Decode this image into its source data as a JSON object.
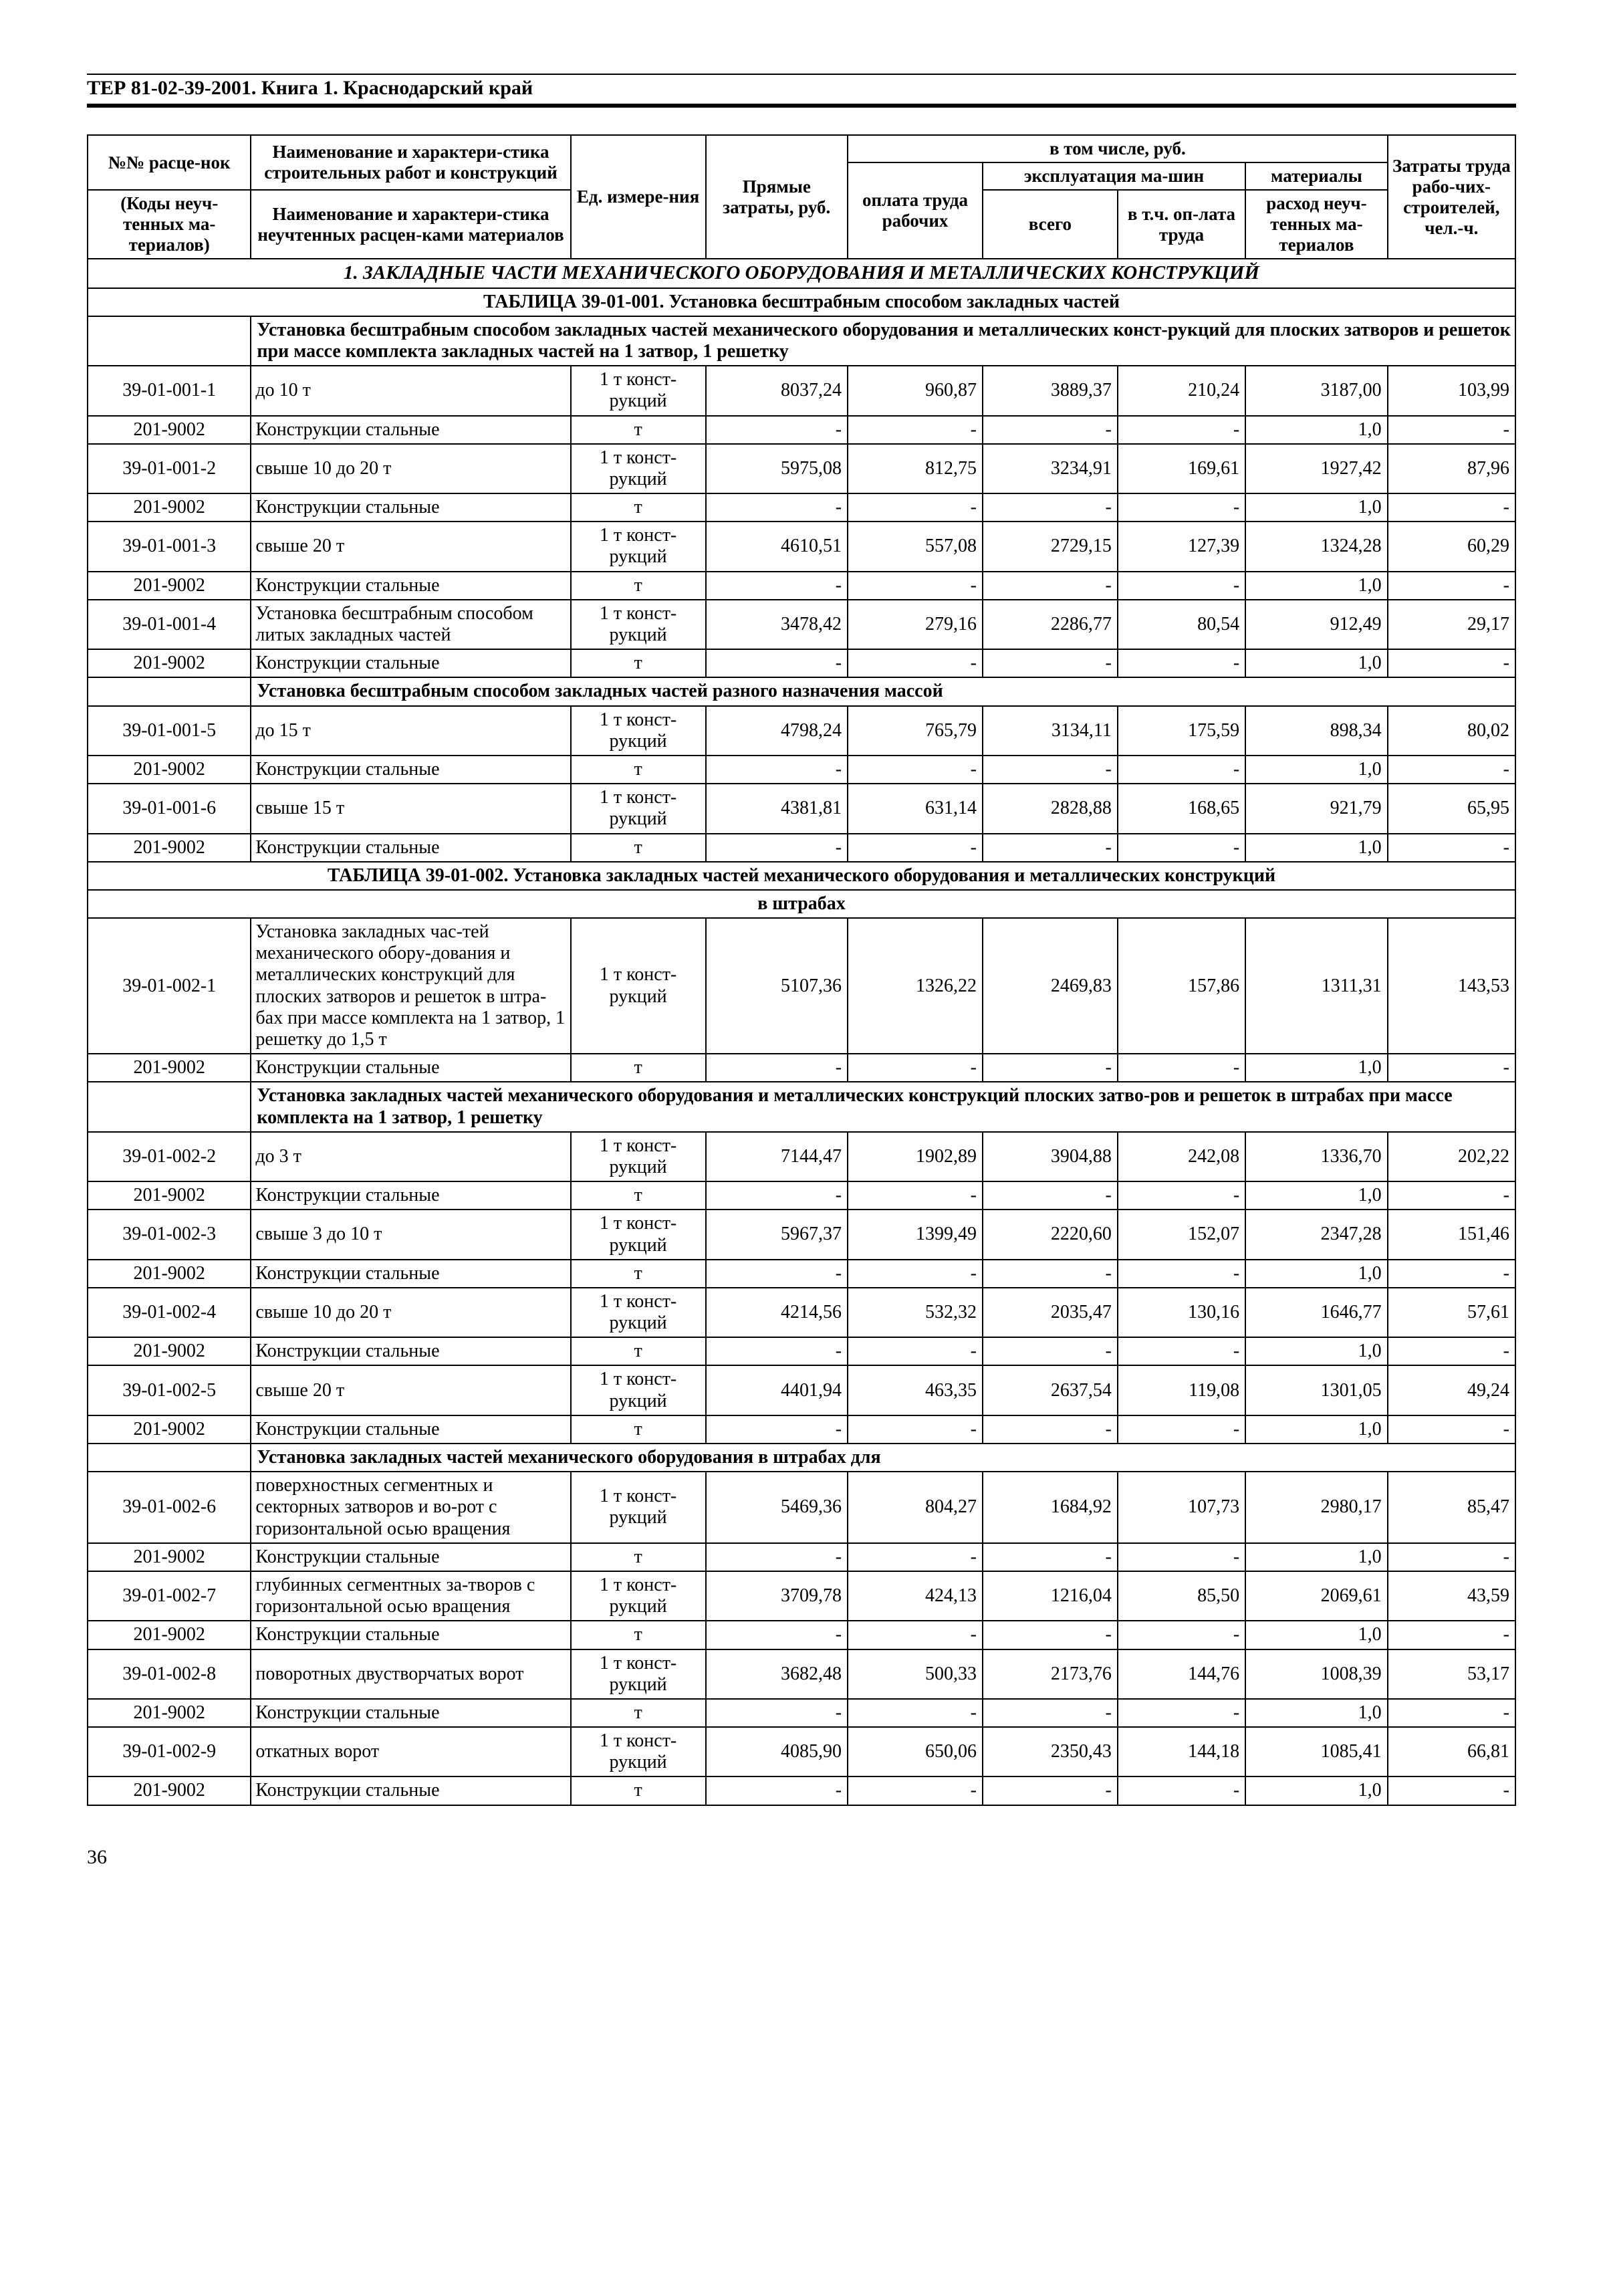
{
  "header_line": "ТЕР 81-02-39-2001. Книга 1.   Краснодарский край",
  "page_number": "36",
  "columns": {
    "code_top": "№№ расце-нок",
    "code_bot": "(Коды неуч-тенных ма-териалов)",
    "name_top": "Наименование и характери-стика строительных работ и конструкций",
    "name_bot": "Наименование и характери-стика неучтенных расцен-ками материалов",
    "unit": "Ед. измере-ния",
    "direct": "Прямые затраты, руб.",
    "incl": "в том числе, руб.",
    "labor_pay": "оплата труда рабочих",
    "mach": "эксплуатация ма-шин",
    "mach_total": "всего",
    "mach_wage": "в т.ч. оп-лата труда",
    "materials": "материалы",
    "materials_sub": "расход неуч-тенных ма-териалов",
    "labor": "Затраты труда рабо-чих-строителей, чел.-ч.",
    "section1": "1. ЗАКЛАДНЫЕ ЧАСТИ МЕХАНИЧЕСКОГО ОБОРУДОВАНИЯ И МЕТАЛЛИЧЕСКИХ КОНСТРУКЦИЙ",
    "table1_title": "ТАБЛИЦА  39-01-001.  Установка бесштрабным способом закладных частей",
    "table1_group1": "Установка бесштрабным способом закладных частей механического оборудования и металлических конст-рукций для плоских затворов и решеток при массе комплекта закладных частей на 1 затвор, 1 решетку",
    "table1_group2": "Установка бесштрабным способом закладных частей разного назначения массой",
    "table2_title_l1": "ТАБЛИЦА  39-01-002.  Установка закладных частей механического оборудования и металлических конструкций",
    "table2_title_l2": "в штрабах",
    "table2_group1": "Установка закладных частей механического оборудования и металлических конструкций плоских затво-ров и решеток в штрабах при массе комплекта на 1 затвор, 1 решетку",
    "table2_group2": "Установка закладных частей механического оборудования в штрабах для"
  },
  "unit_ton": "1 т конст-рукций",
  "unit_t": "т",
  "steel": "Конструкции стальные",
  "rows": [
    {
      "k": "d",
      "code": "39-01-001-1",
      "name": "до 10 т",
      "c1": "8037,24",
      "c2": "960,87",
      "c3": "3889,37",
      "c4": "210,24",
      "c5": "3187,00",
      "c6": "103,99"
    },
    {
      "k": "s",
      "code": "201-9002",
      "c5": "1,0"
    },
    {
      "k": "d",
      "code": "39-01-001-2",
      "name": "свыше 10 до 20 т",
      "c1": "5975,08",
      "c2": "812,75",
      "c3": "3234,91",
      "c4": "169,61",
      "c5": "1927,42",
      "c6": "87,96"
    },
    {
      "k": "s",
      "code": "201-9002",
      "c5": "1,0"
    },
    {
      "k": "d",
      "code": "39-01-001-3",
      "name": "свыше 20 т",
      "c1": "4610,51",
      "c2": "557,08",
      "c3": "2729,15",
      "c4": "127,39",
      "c5": "1324,28",
      "c6": "60,29"
    },
    {
      "k": "s",
      "code": "201-9002",
      "c5": "1,0"
    },
    {
      "k": "d",
      "code": "39-01-001-4",
      "name": "Установка бесштрабным способом литых закладных частей",
      "c1": "3478,42",
      "c2": "279,16",
      "c3": "2286,77",
      "c4": "80,54",
      "c5": "912,49",
      "c6": "29,17"
    },
    {
      "k": "s",
      "code": "201-9002",
      "c5": "1,0"
    },
    {
      "k": "g",
      "text": "table1_group2"
    },
    {
      "k": "d",
      "code": "39-01-001-5",
      "name": "до 15 т",
      "c1": "4798,24",
      "c2": "765,79",
      "c3": "3134,11",
      "c4": "175,59",
      "c5": "898,34",
      "c6": "80,02"
    },
    {
      "k": "s",
      "code": "201-9002",
      "c5": "1,0"
    },
    {
      "k": "d",
      "code": "39-01-001-6",
      "name": "свыше 15 т",
      "c1": "4381,81",
      "c2": "631,14",
      "c3": "2828,88",
      "c4": "168,65",
      "c5": "921,79",
      "c6": "65,95"
    },
    {
      "k": "s",
      "code": "201-9002",
      "c5": "1,0"
    },
    {
      "k": "t2"
    },
    {
      "k": "d",
      "code": "39-01-002-1",
      "name": "Установка закладных час-тей механического обору-дования и металлических конструкций для плоских затворов и решеток в штра-бах при массе комплекта на 1 затвор, 1 решетку до 1,5 т",
      "c1": "5107,36",
      "c2": "1326,22",
      "c3": "2469,83",
      "c4": "157,86",
      "c5": "1311,31",
      "c6": "143,53"
    },
    {
      "k": "s",
      "code": "201-9002",
      "c5": "1,0"
    },
    {
      "k": "g",
      "text": "table2_group1"
    },
    {
      "k": "d",
      "code": "39-01-002-2",
      "name": "до 3 т",
      "c1": "7144,47",
      "c2": "1902,89",
      "c3": "3904,88",
      "c4": "242,08",
      "c5": "1336,70",
      "c6": "202,22"
    },
    {
      "k": "s",
      "code": "201-9002",
      "c5": "1,0"
    },
    {
      "k": "d",
      "code": "39-01-002-3",
      "name": "свыше 3 до 10 т",
      "c1": "5967,37",
      "c2": "1399,49",
      "c3": "2220,60",
      "c4": "152,07",
      "c5": "2347,28",
      "c6": "151,46"
    },
    {
      "k": "s",
      "code": "201-9002",
      "c5": "1,0"
    },
    {
      "k": "d",
      "code": "39-01-002-4",
      "name": "свыше 10 до 20 т",
      "c1": "4214,56",
      "c2": "532,32",
      "c3": "2035,47",
      "c4": "130,16",
      "c5": "1646,77",
      "c6": "57,61"
    },
    {
      "k": "s",
      "code": "201-9002",
      "c5": "1,0"
    },
    {
      "k": "d",
      "code": "39-01-002-5",
      "name": "свыше 20 т",
      "c1": "4401,94",
      "c2": "463,35",
      "c3": "2637,54",
      "c4": "119,08",
      "c5": "1301,05",
      "c6": "49,24"
    },
    {
      "k": "s",
      "code": "201-9002",
      "c5": "1,0"
    },
    {
      "k": "g",
      "text": "table2_group2"
    },
    {
      "k": "d",
      "code": "39-01-002-6",
      "name": "поверхностных сегментных и секторных затворов и во-рот с горизонтальной осью вращения",
      "c1": "5469,36",
      "c2": "804,27",
      "c3": "1684,92",
      "c4": "107,73",
      "c5": "2980,17",
      "c6": "85,47"
    },
    {
      "k": "s",
      "code": "201-9002",
      "c5": "1,0"
    },
    {
      "k": "d",
      "code": "39-01-002-7",
      "name": "глубинных сегментных за-творов с горизонтальной осью вращения",
      "c1": "3709,78",
      "c2": "424,13",
      "c3": "1216,04",
      "c4": "85,50",
      "c5": "2069,61",
      "c6": "43,59"
    },
    {
      "k": "s",
      "code": "201-9002",
      "c5": "1,0"
    },
    {
      "k": "d",
      "code": "39-01-002-8",
      "name": "поворотных двустворчатых ворот",
      "c1": "3682,48",
      "c2": "500,33",
      "c3": "2173,76",
      "c4": "144,76",
      "c5": "1008,39",
      "c6": "53,17"
    },
    {
      "k": "s",
      "code": "201-9002",
      "c5": "1,0"
    },
    {
      "k": "d",
      "code": "39-01-002-9",
      "name": "откатных ворот",
      "c1": "4085,90",
      "c2": "650,06",
      "c3": "2350,43",
      "c4": "144,18",
      "c5": "1085,41",
      "c6": "66,81"
    },
    {
      "k": "s",
      "code": "201-9002",
      "c5": "1,0"
    }
  ],
  "layout": {
    "col_widths_pct": [
      11.5,
      22.5,
      9.5,
      10,
      9.5,
      9.5,
      9,
      10,
      9
    ]
  }
}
__________________________________________________
- [DO THIS] Copy each line of the listing that contains the string "text".

- [SOLUTION FOR THIS EXERCISE]
      "text": "table1_group2"
      "text": "table2_group1"
      "text": "table2_group2"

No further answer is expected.